[Data entries]
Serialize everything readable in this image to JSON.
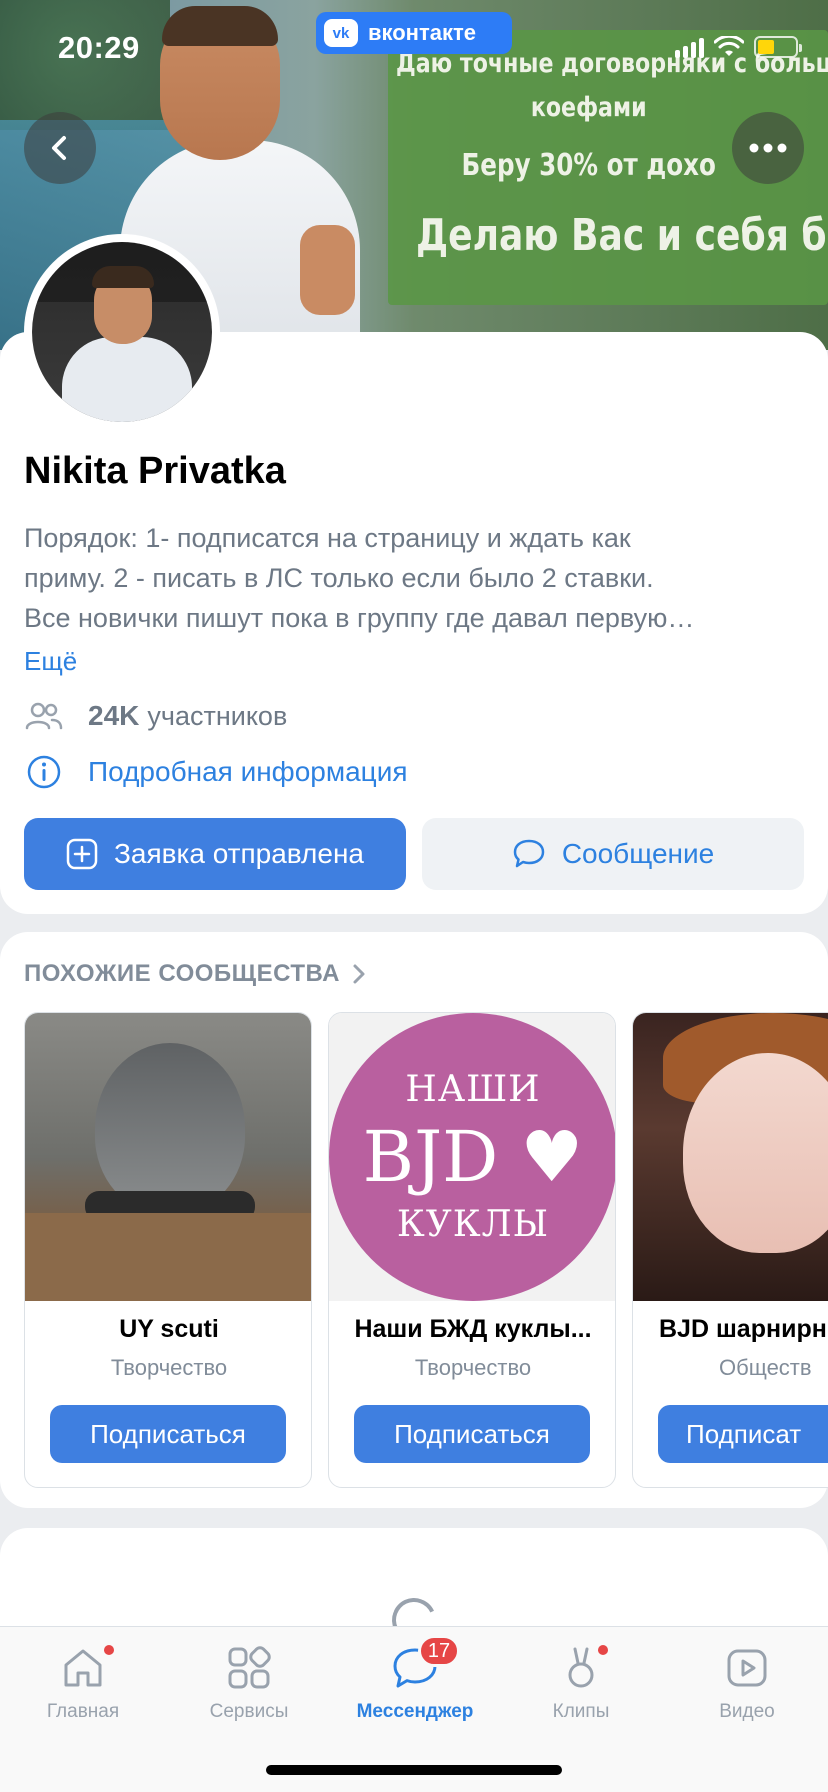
{
  "status_bar": {
    "time": "20:29",
    "app_pill": "вконтакте",
    "app_pill_logo": "vk"
  },
  "cover": {
    "promo_lines": [
      "Даю точные договорняки с больш",
      "коефами",
      "Беру 30% от дохо",
      "Делаю Вас и себя бога"
    ]
  },
  "profile": {
    "name": "Nikita Privatka",
    "description_lines": [
      "Порядок:  1- подписатся на страницу и ждать как",
      "приму. 2 - писать в ЛС только если было 2 ставки.",
      "Все новички пишут пока в группу где давал первую…"
    ],
    "more_label": "Ещё",
    "members_count": "24K",
    "members_label": "участников",
    "details_label": "Подробная информация",
    "primary_button": "Заявка отправлена",
    "secondary_button": "Сообщение"
  },
  "similar": {
    "title": "ПОХОЖИЕ СООБЩЕСТВА",
    "items": [
      {
        "name": "UY scuti",
        "category": "Творчество",
        "button": "Подписаться"
      },
      {
        "name": "Наши БЖД куклы...",
        "category": "Творчество",
        "button": "Подписаться",
        "image_text": [
          "НАШИ",
          "BJD ♥",
          "КУКЛЫ"
        ]
      },
      {
        "name": "BJD шарнирн",
        "category": "Обществ",
        "button": "Подписат"
      }
    ]
  },
  "tabbar": {
    "tabs": [
      {
        "label": "Главная",
        "icon": "home-icon",
        "dot": true
      },
      {
        "label": "Сервисы",
        "icon": "services-icon",
        "dot": false
      },
      {
        "label": "Мессенджер",
        "icon": "chat-icon",
        "badge": "17",
        "active": true
      },
      {
        "label": "Клипы",
        "icon": "clips-icon",
        "dot": true
      },
      {
        "label": "Видео",
        "icon": "video-icon",
        "dot": false
      }
    ]
  },
  "colors": {
    "accent": "#2d81e0",
    "primary_button": "#3f7fe0",
    "badge": "#e64646",
    "muted_text": "#6d7885"
  }
}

What you are asked to do
Set down all the entries exactly as they appear, but skip any pictures.

Answer to the problem
Serialize everything readable in this image to JSON.
{
  "status_bar": {
    "time": "20:29",
    "app_pill": "вконтакте",
    "app_pill_logo": "vk"
  },
  "cover": {
    "promo_lines": [
      "Даю точные договорняки с больш",
      "коефами",
      "Беру 30% от дохо",
      "Делаю Вас и себя бога"
    ]
  },
  "profile": {
    "name": "Nikita Privatka",
    "description_lines": [
      "Порядок:  1- подписатся на страницу и ждать как",
      "приму. 2 - писать в ЛС только если было 2 ставки.",
      "Все новички пишут пока в группу где давал первую…"
    ],
    "more_label": "Ещё",
    "members_count": "24K",
    "members_label": "участников",
    "details_label": "Подробная информация",
    "primary_button": "Заявка отправлена",
    "secondary_button": "Сообщение"
  },
  "similar": {
    "title": "ПОХОЖИЕ СООБЩЕСТВА",
    "items": [
      {
        "name": "UY scuti",
        "category": "Творчество",
        "button": "Подписаться"
      },
      {
        "name": "Наши БЖД куклы...",
        "category": "Творчество",
        "button": "Подписаться",
        "image_text": [
          "НАШИ",
          "BJD ♥",
          "КУКЛЫ"
        ]
      },
      {
        "name": "BJD шарнирн",
        "category": "Обществ",
        "button": "Подписат"
      }
    ]
  },
  "tabbar": {
    "tabs": [
      {
        "label": "Главная",
        "icon": "home-icon",
        "dot": true
      },
      {
        "label": "Сервисы",
        "icon": "services-icon",
        "dot": false
      },
      {
        "label": "Мессенджер",
        "icon": "chat-icon",
        "badge": "17",
        "active": true
      },
      {
        "label": "Клипы",
        "icon": "clips-icon",
        "dot": true
      },
      {
        "label": "Видео",
        "icon": "video-icon",
        "dot": false
      }
    ]
  },
  "colors": {
    "accent": "#2d81e0",
    "primary_button": "#3f7fe0",
    "badge": "#e64646",
    "muted_text": "#6d7885"
  }
}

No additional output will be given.